**Work to be completed**
State how many lines of the listing below contain the string "miminek". Reply with the number alone.

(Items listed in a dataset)

───

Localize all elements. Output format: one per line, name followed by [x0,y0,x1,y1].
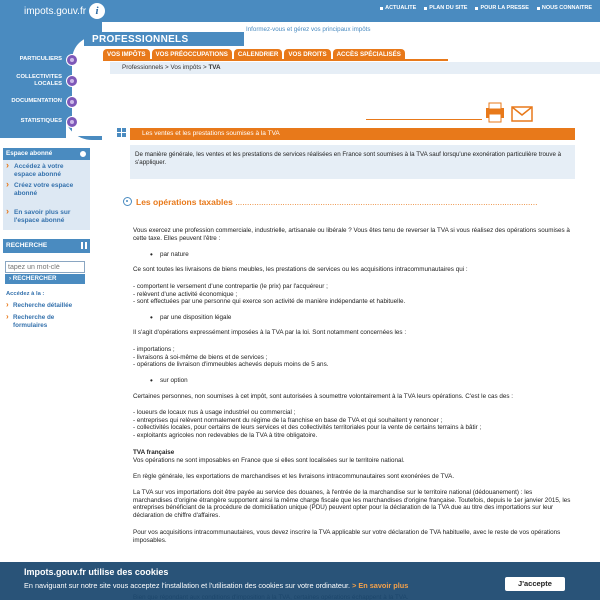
section-title-professionnels: PROFESSIONNELS [92,34,189,45]
link-recherche-formulaires[interactable]: › Recherche de formulaires [6,314,88,329]
paragraph: Certaines personnes, non soumises à cet impôt, sont autorisées à soumettre volontairement à la TVA leurs opérations. C'est le cas des : [133,393,514,400]
paragraph: - loueurs de locaux nus à usage industriel ou commercial ; - entreprises qui relèvent normalement du régime de la franchise en base de TVA et qui souhaitent y renoncer ; - collectivités locales, pour certains de leurs services et des collectivités territoriales pour la vente de certains terrains à bâtir ; - exploitants agricoles non redevables de la TVA à titre obligatoire. [133,409,482,439]
logo-text: impots.gouv.fr [24,5,87,17]
search-input[interactable] [5,261,85,273]
nav-bullet-icon [66,116,78,128]
paragraph: Vos opérations ne sont imposables en France que si elles sont localisées sur le territoire national. [133,457,405,464]
bullet-item: • sur option [150,377,188,384]
top-link-presse[interactable]: POUR LA PRESSE [475,5,528,11]
tab-vos-droits[interactable]: VOS DROITS [284,49,330,60]
link-recherche-detaillee[interactable]: › Recherche détaillée [6,302,88,310]
breadcrumb-current: TVA [208,64,221,71]
espace-abonne-header: Espace abonné [3,148,90,160]
top-links [380,5,592,11]
breadcrumb [110,62,600,74]
bullet-item: • par nature [150,251,189,258]
tva-francaise-title: TVA française [133,449,175,456]
top-link-actualite[interactable]: ACTUALITE [380,5,416,11]
cookie-title: Impots.gouv.fr utilise des cookies [24,567,169,577]
square-bullet-icon [380,7,383,10]
paragraph: Ce sont toutes les livraisons de biens meubles, les prestations de services ou les acquisitions intracommunautaires qui : [133,266,468,273]
tab-calendrier[interactable]: CALENDRIER [234,49,283,60]
header-tagline: Informez-vous et gérez vos principaux impôts [246,26,371,33]
section-title-bar: Les ventes et les prestations soumises à la TVA [130,128,575,140]
search-header: RECHERCHE [3,239,90,253]
cookie-learn-more-link[interactable]: > En savoir plus [352,581,409,590]
link-creer-espace[interactable]: › Créez votre espace abonné [6,182,86,197]
top-link-connaitre[interactable]: NOUS CONNAITRE [537,5,592,11]
paragraph: - importations ; - livraisons à soi-même de biens et de services ; - opérations de livraison d'immeubles achevés depuis moins de 5 ans. [133,346,329,369]
tab-vos-preoccupations[interactable]: VOS PRÉOCCUPATIONS [152,49,232,60]
access-label: Accédez à la : [6,291,45,297]
nav-item-documentation[interactable]: DOCUMENTATION [2,98,82,105]
top-link-plan[interactable]: PLAN DU SITE [424,5,467,11]
paragraph: Vous exercez une profession commerciale, industrielle, artisanale ou libérale ? Vous êtes tenu de reverser la TVA si vous réalisez des opérations soumises à cette taxe. Elles peuvent l'être : [133,227,570,242]
square-bullet-icon [475,7,478,10]
bullet-item: • par une disposition légale [150,314,231,321]
print-email-icon[interactable] [484,102,536,124]
paragraph: Pour vos acquisitions intracommunautaires, vous devez inscrire la TVA applicable sur votre déclaration de TVA habituelle, avec le reste de vos opérations imposables. [133,529,561,544]
paragraph: Il s'agit d'opérations expressément imposées à la TVA par la loi. Sont notamment concernées les : [133,329,407,336]
nav-bullet-icon [66,54,78,66]
intro-box: De manière générale, les ventes et les prestations de services réalisées en France sont soumises à la TVA sauf lorsqu'une exonération particulière trouve à s'appliquer. [130,145,575,179]
cookie-text: En naviguant sur notre site vous acceptez l'installation et l'utilisation des cookies sur votre ordinateur. > En savoir plus [24,581,409,590]
badge-icon [79,150,87,158]
cookie-banner [0,562,600,600]
cookie-accept-button[interactable]: J'accepte [505,577,565,591]
square-bullet-icon [537,7,540,10]
link-acceder-espace[interactable]: › Accédez à votre espace abonné [6,163,86,178]
nav-item-particuliers[interactable]: PARTICULIERS [2,56,82,63]
tab-vos-impots[interactable]: VOS IMPÔTS [103,49,150,60]
breadcrumb-path[interactable]: Professionnels > Vos impôts > [122,64,209,71]
grip-icon [81,242,87,249]
divider-line [366,119,482,120]
square-bullet-icon [424,7,427,10]
target-icon [123,197,132,206]
tabs-underline [103,59,448,61]
site-logo[interactable] [24,3,105,19]
paragraph: En règle générale, les exportations de marchandises et les livraisons intracommunautaires sont exonérées de TVA. [133,473,455,480]
nav-bullet-icon [66,75,78,87]
subsection-title: Les opérations taxables ..... [136,197,576,207]
logo-i-icon: i [89,3,105,19]
link-en-savoir-plus[interactable]: › En savoir plus sur l'espace abonné [6,209,86,224]
paragraph: La TVA sur vos importations doit être payée au service des douanes, à l'entrée de la marchandise sur le territoire national (dédouanement) : les marchandises d'origine étrangère supportent ainsi la même charge fiscale que les marchandises d'origine française. Toutefois, depuis le 1er janvier 2015, les entreprises bénéficiant de la procédure de domiciliation unique (PDU) peuvent opter pour la déclaration de la TVA due au titre des importations sur leur déclaration de chiffre d'affaires. [133,489,571,519]
search-button[interactable]: › RECHERCHER [5,274,85,284]
tab-acces-specialises[interactable]: ACCÈS SPÉCIALISÉS [333,49,405,60]
section-grid-icon [117,128,126,137]
nav-item-statistiques[interactable]: STATISTIQUES [2,118,82,125]
paragraph: - comportent le versement d'une contrepartie (le prix) par l'acquéreur ; - relèvent d'une activité économique ; - sont effectuées par une personne qui exerce son activité de manière indépendante et habituelle. [133,283,406,306]
nav-bullet-icon [66,96,78,108]
nav-item-collectivites[interactable]: COLLECTIVITES LOCALES [2,74,82,88]
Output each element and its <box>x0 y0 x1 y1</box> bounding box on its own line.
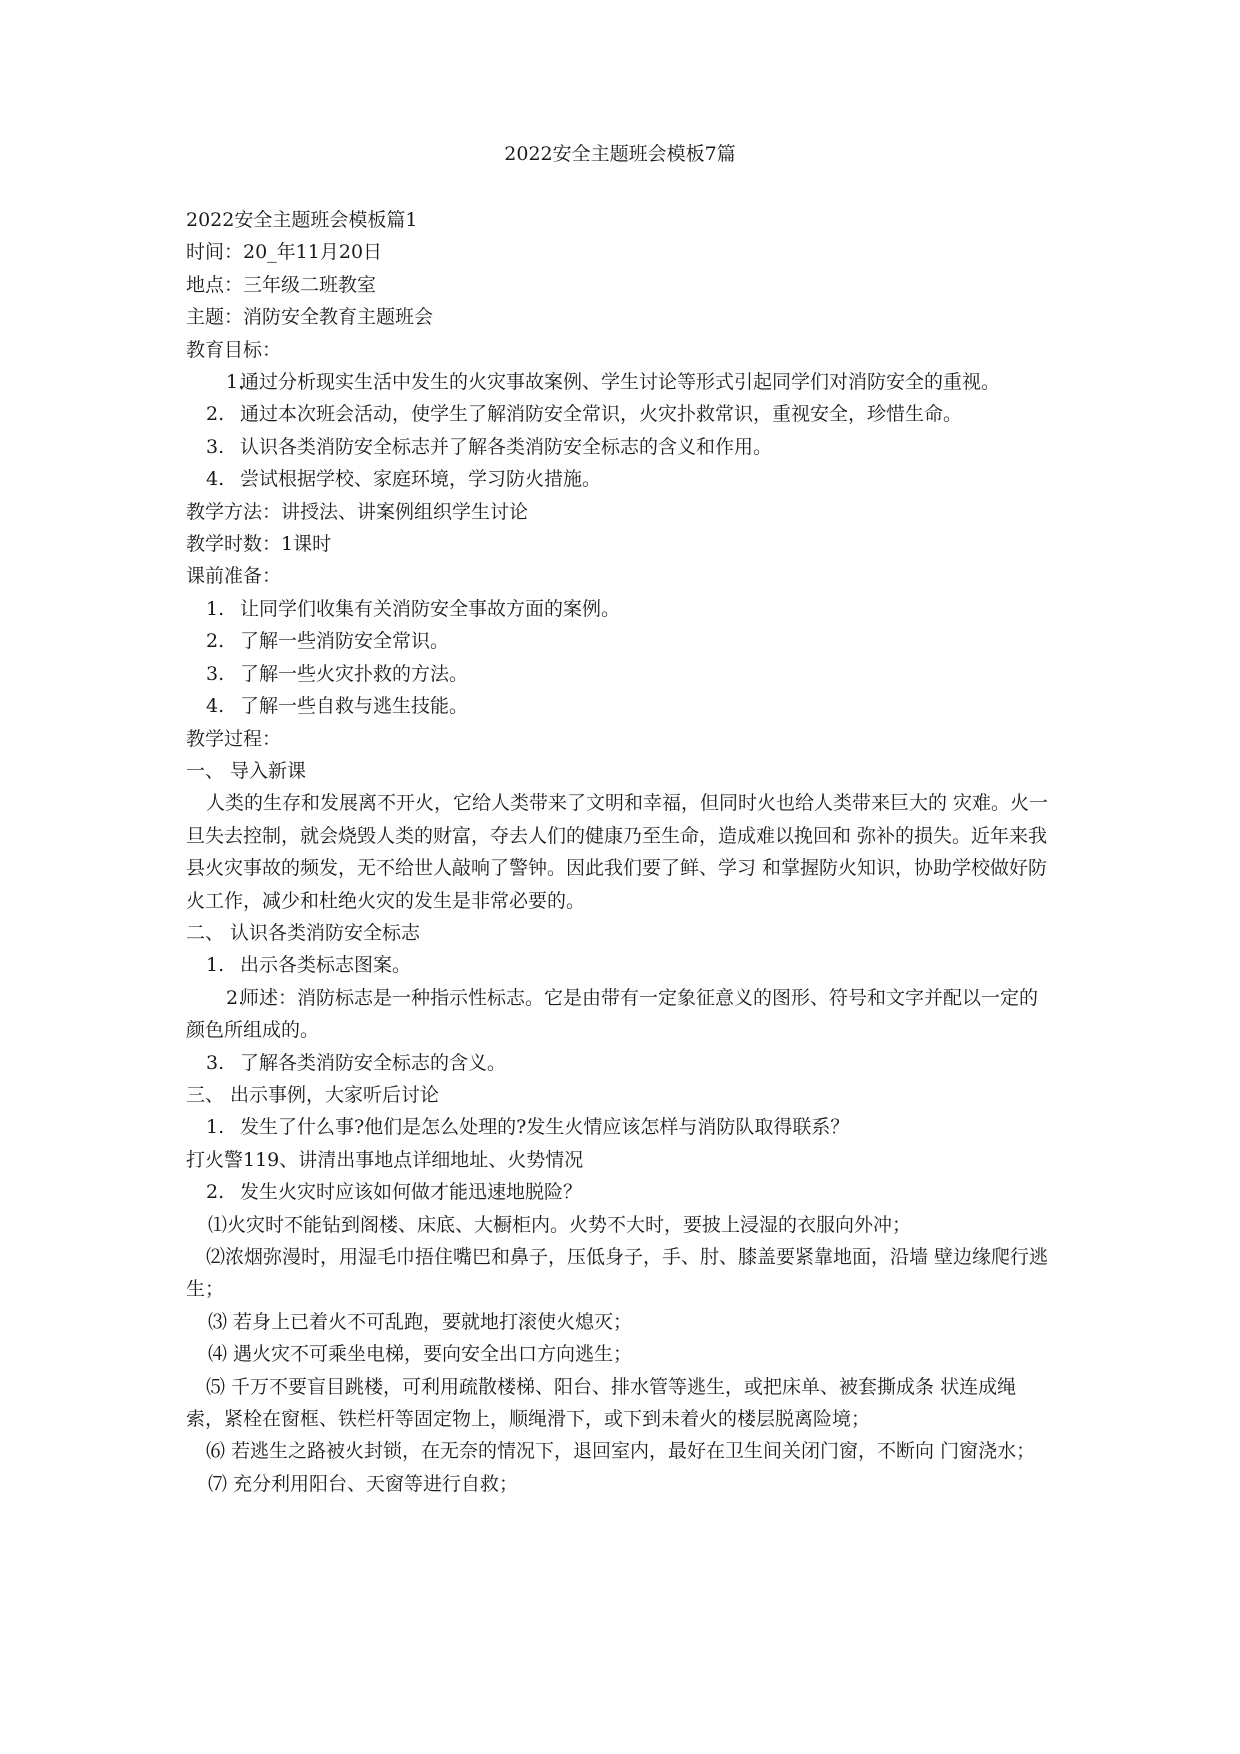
escape-tip: ⑺ 充分利用阳台、天窗等进行自救； <box>208 1472 519 1495</box>
goal-item: 3. 认识各类消防安全标志并了解各类消防安全标志的含义和作用。 <box>206 435 773 458</box>
prep-item: 3. 了解一些火灾扑救的方法。 <box>206 662 469 685</box>
section-1-title: 一、 导入新课 <box>186 759 307 782</box>
process-label: 教学过程： <box>186 727 282 750</box>
section-2-item: 3. 了解各类消防安全标志的含义。 <box>206 1051 507 1074</box>
escape-tip: ⑷ 遇火灾不可乘坐电梯，要向安全出口方向逃生； <box>208 1343 633 1366</box>
goal-item: 4. 尝试根据学校、家庭环境，学习防火措施。 <box>206 468 602 491</box>
document-title: 2022安全主题班会模板7篇 <box>504 143 736 165</box>
prep-item: 1. 让同学们收集有关消防安全事故方面的案例。 <box>206 597 621 620</box>
time-line: 时间：20_年11月20日 <box>186 241 383 264</box>
goal-item: 1.通过分析现实生活中发生的火灾事故案例、学生讨论等形式引起同学们对消防安全的重视。 <box>226 371 1001 394</box>
prep-item: 2. 了解一些消防安全常识。 <box>206 630 450 653</box>
escape-tip: ⑵浓烟弥漫时，用湿毛巾捂住嘴巴和鼻子，压低身子，手、肘、膝盖要紧靠地面，沿墙 壁边缘爬行逃生； <box>186 1246 1049 1301</box>
method-line: 教学方法：讲授法、讲案例组织学生讨论 <box>186 500 529 523</box>
section-2-title: 二、 认识各类消防安全标志 <box>186 921 421 944</box>
section-heading: 2022安全主题班会模板篇1 <box>186 209 418 231</box>
escape-tip: ⑶ 若身上已着火不可乱跑，要就地打滚使火熄灭； <box>208 1310 633 1333</box>
escape-tip: ⑹ 若逃生之路被火封锁，在无奈的情况下，退回室内，最好在卫生间关闭门窗，不断向 门窗浇水； <box>206 1440 1036 1463</box>
escape-tip: ⑸ 千万不要盲目跳楼，可利用疏散楼梯、阳台、排水管等逃生，或把床单、被套撕成条 状连成绳索，紧栓在窗框、铁栏杆等固定物上，顺绳滑下，或下到未着火的楼层脱离险境； <box>186 1375 1017 1431</box>
escape-tip: ⑴火灾时不能钻到阁楼、床底、大橱柜内。火势不大时，要披上浸湿的衣服向外冲； <box>208 1213 912 1236</box>
goal-item: 2. 通过本次班会活动，使学生了解消防安全常识，火灾扑救常识，重视安全，珍惜生命。 <box>206 403 963 426</box>
section-3-title: 三、 出示事例，大家听后讨论 <box>186 1083 440 1106</box>
prep-label: 课前准备： <box>186 565 282 588</box>
question-1-answer: 打火警119、讲清出事地点详细地址、火势情况 <box>186 1148 584 1171</box>
section-1-paragraph: 人类的生存和发展离不开火，它给人类带来了文明和幸福，但同时火也给人类带来巨大的 灾难。火一旦失去控制，就会烧毁人类的财富，夺去人们的健康乃至生命，造成难以挽回和 弥补的损失。近年来我县火灾事故的频发，无不给世人敲响了警钟。因此我们要了鲜、学习 和掌握防火知识，协助学校做好防火工作，减少和杜绝火灾的发生是非常必要的。 <box>186 792 1049 912</box>
goals-label: 教育目标： <box>186 338 282 361</box>
question-2: 2. 发生火灾时应该如何做才能迅速地脱险？ <box>206 1181 583 1204</box>
question-1: 1. 发生了什么事?他们是怎么处理的?发生火情应该怎样与消防队取得联系？ <box>206 1116 850 1139</box>
document-body <box>186 204 1052 1500</box>
prep-item: 4. 了解一些自救与逃生技能。 <box>206 695 469 718</box>
section-2-item: 2.师述：消防标志是一种指示性标志。它是由带有一定象征意义的图形、符号和文字并配以一定的颜色所组成的。 <box>186 986 1039 1042</box>
place-line: 地点：三年级二班教室 <box>186 273 377 296</box>
section-2-item: 1. 出示各类标志图案。 <box>206 954 412 977</box>
hours-line: 教学时数：1课时 <box>186 533 332 556</box>
theme-line: 主题：消防安全教育主题班会 <box>186 306 434 329</box>
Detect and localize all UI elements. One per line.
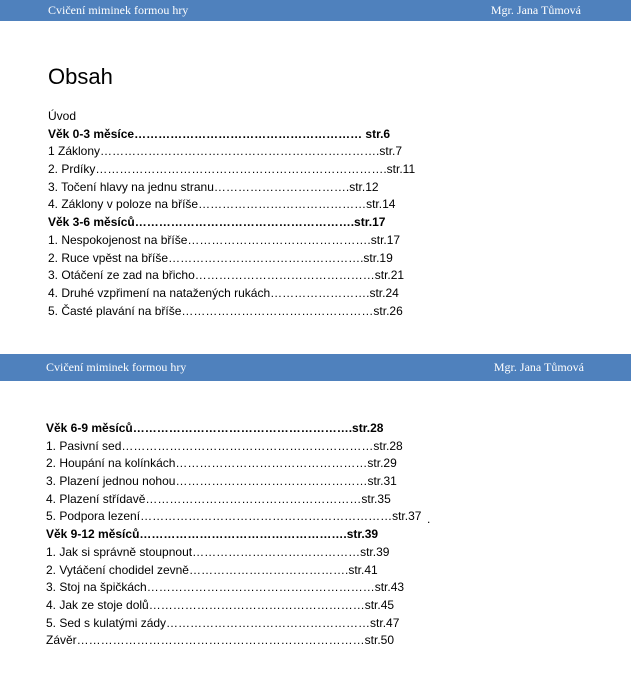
toc-entry: 4. Druhé vzpřimení na natažených rukách…………………….str.24 [48, 285, 399, 300]
toc-entry: 3. Stoj na špičkách…………………………………………………str.43 [46, 580, 405, 595]
toc-entry: 4. Plazení střídavě………………………………………………str.35 [46, 491, 391, 506]
toc-entry: 5. Podpora lezení………………………………………………………str.37 [46, 509, 422, 524]
header-author: Mgr. Jana Tůmová [490, 3, 581, 17]
stray-mark: . [427, 512, 431, 526]
header-document-title: Cvičení miminek formou hry [48, 3, 189, 17]
page-title: Obsah [48, 64, 113, 89]
toc-section-heading: Věk 3-6 měsíců……………………………………………….str.17 [48, 215, 386, 230]
toc-entry: 3. Otáčení ze zad na břicho………………………………………str.21 [48, 268, 405, 283]
page-header [0, 0, 631, 21]
toc-entry: 5. Časté plavání na bříše…………………………………………str.26 [48, 303, 403, 318]
toc-entry: 2. Prdíky……………………………………………………………….str.11 [48, 162, 416, 177]
toc-entry: 3. Plazení jednou nohou…………………………………………str.31 [46, 474, 397, 489]
toc-entry: 3. Točení hlavy na jednu stranu…………………………….str.12 [48, 179, 379, 194]
toc-section-heading: Věk 9-12 měsíců…………………………………………….str.39 [46, 527, 379, 542]
toc-entry: 1. Pasivní sed………………………………………………………str.28 [46, 438, 403, 453]
header-author: Mgr. Jana Tůmová [493, 360, 584, 374]
toc-entry: 1 Záklony…………………………………………………………….str.7 [48, 144, 403, 159]
toc-entry: 4. Jak ze stoje dolů………………………………………………str.45 [46, 597, 395, 612]
table-of-contents-page-2 [46, 420, 421, 650]
toc-entry: 4. Záklony v poloze na bříše……………………………………str.14 [48, 197, 396, 212]
toc-entry: 1. Nespokojenost na bříše……………………………………….str.17 [48, 232, 401, 247]
toc-entry: 2. Houpání na kolínkách…………………………………………str.29 [46, 456, 397, 471]
toc-entry: 2. Ruce vpěst na bříše………………………………………….str.19 [48, 250, 393, 265]
page-header [0, 354, 631, 381]
header-document-title: Cvičení miminek formou hry [46, 360, 187, 374]
toc-entry: 2. Vytáčení chodidel zevně………………………………….str.41 [46, 562, 378, 577]
toc-entry: Závěr………………………………………………………………str.50 [46, 633, 395, 648]
toc-section-heading: Věk 0-3 měsíce………………………………………………… str.6 [48, 126, 391, 141]
toc-entry: 1. Jak si správně stoupnout……………………………………str.39 [46, 544, 390, 559]
toc-entry: 5. Sed s kulatými zády……………………………………………str.47 [46, 615, 400, 630]
toc-section-heading: Věk 6-9 měsíců……………………………………………….str.28 [46, 421, 384, 435]
toc-entry: Úvod [48, 109, 77, 123]
table-of-contents-page-1 [48, 108, 415, 320]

───

**Reply to the exercise**
2